>> Begin Exercise inputs
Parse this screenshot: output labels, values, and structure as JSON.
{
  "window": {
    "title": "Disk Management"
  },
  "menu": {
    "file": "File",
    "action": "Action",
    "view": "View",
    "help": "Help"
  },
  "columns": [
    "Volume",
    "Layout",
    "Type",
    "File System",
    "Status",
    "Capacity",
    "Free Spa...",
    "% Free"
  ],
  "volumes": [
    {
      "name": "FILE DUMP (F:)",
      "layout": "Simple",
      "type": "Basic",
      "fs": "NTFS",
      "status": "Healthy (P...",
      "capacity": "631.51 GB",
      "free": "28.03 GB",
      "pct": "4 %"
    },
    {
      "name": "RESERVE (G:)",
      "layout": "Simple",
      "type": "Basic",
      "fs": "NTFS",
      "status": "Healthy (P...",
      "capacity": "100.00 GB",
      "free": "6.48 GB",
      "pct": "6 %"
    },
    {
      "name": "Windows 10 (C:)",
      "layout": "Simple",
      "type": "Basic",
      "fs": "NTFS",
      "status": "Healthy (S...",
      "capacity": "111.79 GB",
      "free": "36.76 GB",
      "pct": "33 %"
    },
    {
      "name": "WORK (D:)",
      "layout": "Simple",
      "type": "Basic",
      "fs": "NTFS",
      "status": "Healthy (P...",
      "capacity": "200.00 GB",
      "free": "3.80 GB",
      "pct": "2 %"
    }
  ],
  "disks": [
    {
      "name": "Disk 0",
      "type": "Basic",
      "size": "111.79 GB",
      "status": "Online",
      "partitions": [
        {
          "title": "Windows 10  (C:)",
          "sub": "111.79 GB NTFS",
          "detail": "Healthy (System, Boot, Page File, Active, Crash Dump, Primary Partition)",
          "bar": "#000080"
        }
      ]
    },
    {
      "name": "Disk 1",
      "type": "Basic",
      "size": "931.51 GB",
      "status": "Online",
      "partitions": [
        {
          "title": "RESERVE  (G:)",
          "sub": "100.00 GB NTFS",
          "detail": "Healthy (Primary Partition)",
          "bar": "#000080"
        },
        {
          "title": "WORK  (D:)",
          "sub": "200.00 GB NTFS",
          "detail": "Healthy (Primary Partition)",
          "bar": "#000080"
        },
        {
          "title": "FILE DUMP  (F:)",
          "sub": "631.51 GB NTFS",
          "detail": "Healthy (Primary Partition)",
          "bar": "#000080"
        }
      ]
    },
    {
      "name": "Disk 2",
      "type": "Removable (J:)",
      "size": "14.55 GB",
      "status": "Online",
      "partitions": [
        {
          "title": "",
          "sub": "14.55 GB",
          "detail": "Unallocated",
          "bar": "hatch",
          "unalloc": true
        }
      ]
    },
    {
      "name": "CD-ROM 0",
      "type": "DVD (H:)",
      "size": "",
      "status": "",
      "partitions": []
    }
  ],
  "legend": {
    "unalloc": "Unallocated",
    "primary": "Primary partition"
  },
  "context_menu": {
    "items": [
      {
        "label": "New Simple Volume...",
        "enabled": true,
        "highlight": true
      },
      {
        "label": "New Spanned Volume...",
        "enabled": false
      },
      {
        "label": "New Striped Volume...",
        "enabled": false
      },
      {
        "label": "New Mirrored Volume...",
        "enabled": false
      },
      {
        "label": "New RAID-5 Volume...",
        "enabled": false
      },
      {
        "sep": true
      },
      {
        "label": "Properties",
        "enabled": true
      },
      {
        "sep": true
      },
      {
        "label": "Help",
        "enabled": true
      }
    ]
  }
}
>> End Exercise inputs
Set exercise:
Return the material in full, exactly as shown.

Full output:
Parse this screenshot: output labels, values, and structure as JSON.
{
  "window": {
    "title": "Disk Management"
  },
  "menu": {
    "file": "File",
    "action": "Action",
    "view": "View",
    "help": "Help"
  },
  "columns": [
    "Volume",
    "Layout",
    "Type",
    "File System",
    "Status",
    "Capacity",
    "Free Spa...",
    "% Free"
  ],
  "volumes": [
    {
      "name": "FILE DUMP (F:)",
      "layout": "Simple",
      "type": "Basic",
      "fs": "NTFS",
      "status": "Healthy (P...",
      "capacity": "631.51 GB",
      "free": "28.03 GB",
      "pct": "4 %"
    },
    {
      "name": "RESERVE (G:)",
      "layout": "Simple",
      "type": "Basic",
      "fs": "NTFS",
      "status": "Healthy (P...",
      "capacity": "100.00 GB",
      "free": "6.48 GB",
      "pct": "6 %"
    },
    {
      "name": "Windows 10 (C:)",
      "layout": "Simple",
      "type": "Basic",
      "fs": "NTFS",
      "status": "Healthy (S...",
      "capacity": "111.79 GB",
      "free": "36.76 GB",
      "pct": "33 %"
    },
    {
      "name": "WORK (D:)",
      "layout": "Simple",
      "type": "Basic",
      "fs": "NTFS",
      "status": "Healthy (P...",
      "capacity": "200.00 GB",
      "free": "3.80 GB",
      "pct": "2 %"
    }
  ],
  "disks": [
    {
      "name": "Disk 0",
      "type": "Basic",
      "size": "111.79 GB",
      "status": "Online",
      "partitions": [
        {
          "title": "Windows 10  (C:)",
          "sub": "111.79 GB NTFS",
          "detail": "Healthy (System, Boot, Page File, Active, Crash Dump, Primary Partition)",
          "bar": "#000080"
        }
      ]
    },
    {
      "name": "Disk 1",
      "type": "Basic",
      "size": "931.51 GB",
      "status": "Online",
      "partitions": [
        {
          "title": "RESERVE  (G:)",
          "sub": "100.00 GB NTFS",
          "detail": "Healthy (Primary Partition)",
          "bar": "#000080"
        },
        {
          "title": "WORK  (D:)",
          "sub": "200.00 GB NTFS",
          "detail": "Healthy (Primary Partition)",
          "bar": "#000080"
        },
        {
          "title": "FILE DUMP  (F:)",
          "sub": "631.51 GB NTFS",
          "detail": "Healthy (Primary Partition)",
          "bar": "#000080"
        }
      ]
    },
    {
      "name": "Disk 2",
      "type": "Removable (J:)",
      "size": "14.55 GB",
      "status": "Online",
      "partitions": [
        {
          "title": "",
          "sub": "14.55 GB",
          "detail": "Unallocated",
          "bar": "hatch",
          "unalloc": true
        }
      ]
    },
    {
      "name": "CD-ROM 0",
      "type": "DVD (H:)",
      "size": "",
      "status": "",
      "partitions": []
    }
  ],
  "legend": {
    "unalloc": "Unallocated",
    "primary": "Primary partition"
  },
  "context_menu": {
    "items": [
      {
        "label": "New Simple Volume...",
        "enabled": true,
        "highlight": true
      },
      {
        "label": "New Spanned Volume...",
        "enabled": false
      },
      {
        "label": "New Striped Volume...",
        "enabled": false
      },
      {
        "label": "New Mirrored Volume...",
        "enabled": false
      },
      {
        "label": "New RAID-5 Volume...",
        "enabled": false
      },
      {
        "sep": true
      },
      {
        "label": "Properties",
        "enabled": true
      },
      {
        "sep": true
      },
      {
        "label": "Help",
        "enabled": true
      }
    ]
  }
}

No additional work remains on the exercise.